→ AIM: Tally the lines that contain the string "Thirteen" and give the number by itself.

Records:
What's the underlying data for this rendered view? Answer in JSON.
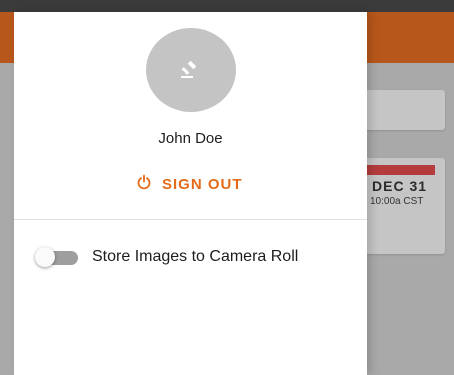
{
  "drawer": {
    "user_name": "John Doe",
    "sign_out_label": "SIGN OUT",
    "setting": {
      "label": "Store Images to Camera Roll",
      "enabled": false
    }
  },
  "background": {
    "date_label": "DEC 31",
    "time_label": "10:00a CST"
  },
  "colors": {
    "accent": "#e36b1a",
    "appbar": "#b8571b"
  }
}
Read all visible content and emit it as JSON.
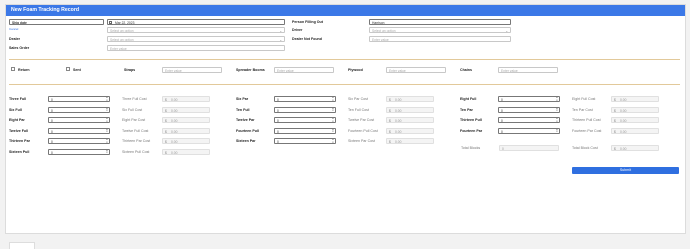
{
  "title": "New Foam Tracking Record",
  "fields": {
    "ship_date": {
      "label": "Ship date",
      "value": "Mar 22, 2023"
    },
    "person_filling_out": {
      "label": "Person Filling Out",
      "value": "Harrison"
    },
    "cancel_link": "Cancel",
    "sub_row_select_placeholder": "Select an option",
    "driver": {
      "label": "Driver",
      "placeholder": "Select an option"
    },
    "dealer": {
      "label": "Dealer",
      "placeholder": "Select an option"
    },
    "dealer_not_found": {
      "label": "Dealer Not Found",
      "placeholder": "Enter value"
    },
    "sales_order": {
      "label": "Sales Order",
      "placeholder": "Enter value"
    }
  },
  "options": {
    "return_label": "Return",
    "sent_label": "Sent",
    "straps": {
      "label": "Straps",
      "placeholder": "Enter value"
    },
    "spreader_booms": {
      "label": "Spreader Booms",
      "placeholder": "Enter value"
    },
    "plywood": {
      "label": "Plywood",
      "placeholder": "Enter value"
    },
    "chains": {
      "label": "Chains",
      "placeholder": "Enter value"
    }
  },
  "default_qty": "0",
  "currency": "$",
  "cost_value": "0.00",
  "items_col1": [
    {
      "label": "Three Full",
      "cost_label": "Three Full Cost"
    },
    {
      "label": "Six Full",
      "cost_label": "Six Full Cost"
    },
    {
      "label": "Eight Par",
      "cost_label": "Eight Par Cost"
    },
    {
      "label": "Twelve Full",
      "cost_label": "Twelve Full Cost"
    },
    {
      "label": "Thirteen Par",
      "cost_label": "Thirteen Par Cost"
    },
    {
      "label": "Sixteen Pull",
      "cost_label": "Sixteen Pull Cost"
    }
  ],
  "items_col2": [
    {
      "label": "Six Par",
      "cost_label": "Six Par Cost"
    },
    {
      "label": "Ten Full",
      "cost_label": "Ten Full Cost"
    },
    {
      "label": "Twelve Par",
      "cost_label": "Twelve Par Cost"
    },
    {
      "label": "Fourteen Pull",
      "cost_label": "Fourteen Pull Cost"
    },
    {
      "label": "Sixteen Par",
      "cost_label": "Sixteen Par Cost"
    }
  ],
  "items_col3": [
    {
      "label": "Eight Full",
      "cost_label": "Eight Full Cost"
    },
    {
      "label": "Ten Par",
      "cost_label": "Ten Par Cost"
    },
    {
      "label": "Thirteen Pull",
      "cost_label": "Thirteen Pull Cost"
    },
    {
      "label": "Fourteen Par",
      "cost_label": "Fourteen Par Cost"
    }
  ],
  "total_blocks": {
    "label": "Total Blocks",
    "value": "0"
  },
  "total_block_cost": {
    "label": "Total Block Cost",
    "value": "0.00"
  },
  "submit_label": "Submit"
}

→ RESPONSE TO THE EXERCISE: 4